EXERCISE INSTRUCTIONS
From the entries below, gather every line containing the string "screenshot".

Stored data
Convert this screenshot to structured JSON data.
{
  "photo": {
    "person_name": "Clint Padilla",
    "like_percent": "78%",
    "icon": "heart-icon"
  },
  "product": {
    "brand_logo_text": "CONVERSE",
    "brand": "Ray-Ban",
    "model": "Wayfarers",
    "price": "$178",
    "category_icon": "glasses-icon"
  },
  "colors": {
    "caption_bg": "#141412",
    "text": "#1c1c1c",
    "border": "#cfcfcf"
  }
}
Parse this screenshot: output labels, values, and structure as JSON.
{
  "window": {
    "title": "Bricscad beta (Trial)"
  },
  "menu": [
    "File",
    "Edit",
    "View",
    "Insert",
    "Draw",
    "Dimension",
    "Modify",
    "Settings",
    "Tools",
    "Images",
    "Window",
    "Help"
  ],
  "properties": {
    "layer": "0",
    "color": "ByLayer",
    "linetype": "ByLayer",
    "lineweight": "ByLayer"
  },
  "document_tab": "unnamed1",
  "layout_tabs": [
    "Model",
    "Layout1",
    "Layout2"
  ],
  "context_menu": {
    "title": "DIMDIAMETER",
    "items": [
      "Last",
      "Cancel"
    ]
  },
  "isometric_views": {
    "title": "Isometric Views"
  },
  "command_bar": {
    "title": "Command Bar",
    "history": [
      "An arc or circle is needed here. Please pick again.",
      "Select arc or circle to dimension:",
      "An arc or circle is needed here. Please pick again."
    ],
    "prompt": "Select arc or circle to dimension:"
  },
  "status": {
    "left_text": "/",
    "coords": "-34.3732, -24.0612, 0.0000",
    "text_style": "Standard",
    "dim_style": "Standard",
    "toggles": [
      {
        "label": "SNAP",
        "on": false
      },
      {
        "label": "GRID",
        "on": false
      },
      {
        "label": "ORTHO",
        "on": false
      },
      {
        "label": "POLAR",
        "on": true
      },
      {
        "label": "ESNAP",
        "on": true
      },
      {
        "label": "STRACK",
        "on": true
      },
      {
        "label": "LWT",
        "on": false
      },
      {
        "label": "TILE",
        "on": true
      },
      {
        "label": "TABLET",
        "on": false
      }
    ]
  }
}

ANSWER TO THE EXERCISE
Convert this screenshot to structured JSON data.
Parse this screenshot: output labels, values, and structure as JSON.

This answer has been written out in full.